- Exercise instructions -
Repeat the material below exactly, line for line.

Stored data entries
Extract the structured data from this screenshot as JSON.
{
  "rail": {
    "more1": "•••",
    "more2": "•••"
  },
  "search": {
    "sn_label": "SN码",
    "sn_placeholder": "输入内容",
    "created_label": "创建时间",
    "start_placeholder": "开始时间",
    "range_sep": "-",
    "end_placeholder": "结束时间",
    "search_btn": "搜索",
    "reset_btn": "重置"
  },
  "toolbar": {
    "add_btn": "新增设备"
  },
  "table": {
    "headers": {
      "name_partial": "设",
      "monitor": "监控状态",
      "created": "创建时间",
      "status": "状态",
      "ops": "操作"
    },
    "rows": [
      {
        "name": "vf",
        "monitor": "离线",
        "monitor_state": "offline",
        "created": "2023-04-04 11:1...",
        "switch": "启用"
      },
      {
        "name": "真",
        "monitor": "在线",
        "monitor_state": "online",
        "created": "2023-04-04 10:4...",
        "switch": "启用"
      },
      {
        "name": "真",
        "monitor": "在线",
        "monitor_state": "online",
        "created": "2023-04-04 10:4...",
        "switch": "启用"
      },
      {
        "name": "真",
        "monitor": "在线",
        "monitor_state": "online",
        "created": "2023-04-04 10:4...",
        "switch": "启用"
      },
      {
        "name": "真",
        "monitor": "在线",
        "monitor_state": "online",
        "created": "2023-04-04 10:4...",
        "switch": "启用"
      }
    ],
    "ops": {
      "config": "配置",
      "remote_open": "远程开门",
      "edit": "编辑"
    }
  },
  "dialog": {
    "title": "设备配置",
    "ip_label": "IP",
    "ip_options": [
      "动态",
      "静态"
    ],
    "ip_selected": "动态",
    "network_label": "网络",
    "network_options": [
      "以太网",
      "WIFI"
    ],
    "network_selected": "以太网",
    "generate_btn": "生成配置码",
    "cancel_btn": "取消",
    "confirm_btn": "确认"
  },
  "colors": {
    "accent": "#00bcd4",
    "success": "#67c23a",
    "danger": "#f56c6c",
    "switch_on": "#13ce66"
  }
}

- Answer in full -
Extract the structured data from this screenshot as JSON.
{
  "rail": {
    "more1": "•••",
    "more2": "•••"
  },
  "search": {
    "sn_label": "SN码",
    "sn_placeholder": "输入内容",
    "created_label": "创建时间",
    "start_placeholder": "开始时间",
    "range_sep": "-",
    "end_placeholder": "结束时间",
    "search_btn": "搜索",
    "reset_btn": "重置"
  },
  "toolbar": {
    "add_btn": "新增设备"
  },
  "table": {
    "headers": {
      "name_partial": "设",
      "monitor": "监控状态",
      "created": "创建时间",
      "status": "状态",
      "ops": "操作"
    },
    "rows": [
      {
        "name": "vf",
        "monitor": "离线",
        "monitor_state": "offline",
        "created": "2023-04-04 11:1...",
        "switch": "启用"
      },
      {
        "name": "真",
        "monitor": "在线",
        "monitor_state": "online",
        "created": "2023-04-04 10:4...",
        "switch": "启用"
      },
      {
        "name": "真",
        "monitor": "在线",
        "monitor_state": "online",
        "created": "2023-04-04 10:4...",
        "switch": "启用"
      },
      {
        "name": "真",
        "monitor": "在线",
        "monitor_state": "online",
        "created": "2023-04-04 10:4...",
        "switch": "启用"
      },
      {
        "name": "真",
        "monitor": "在线",
        "monitor_state": "online",
        "created": "2023-04-04 10:4...",
        "switch": "启用"
      }
    ],
    "ops": {
      "config": "配置",
      "remote_open": "远程开门",
      "edit": "编辑"
    }
  },
  "dialog": {
    "title": "设备配置",
    "ip_label": "IP",
    "ip_options": [
      "动态",
      "静态"
    ],
    "ip_selected": "动态",
    "network_label": "网络",
    "network_options": [
      "以太网",
      "WIFI"
    ],
    "network_selected": "以太网",
    "generate_btn": "生成配置码",
    "cancel_btn": "取消",
    "confirm_btn": "确认"
  },
  "colors": {
    "accent": "#00bcd4",
    "success": "#67c23a",
    "danger": "#f56c6c",
    "switch_on": "#13ce66"
  }
}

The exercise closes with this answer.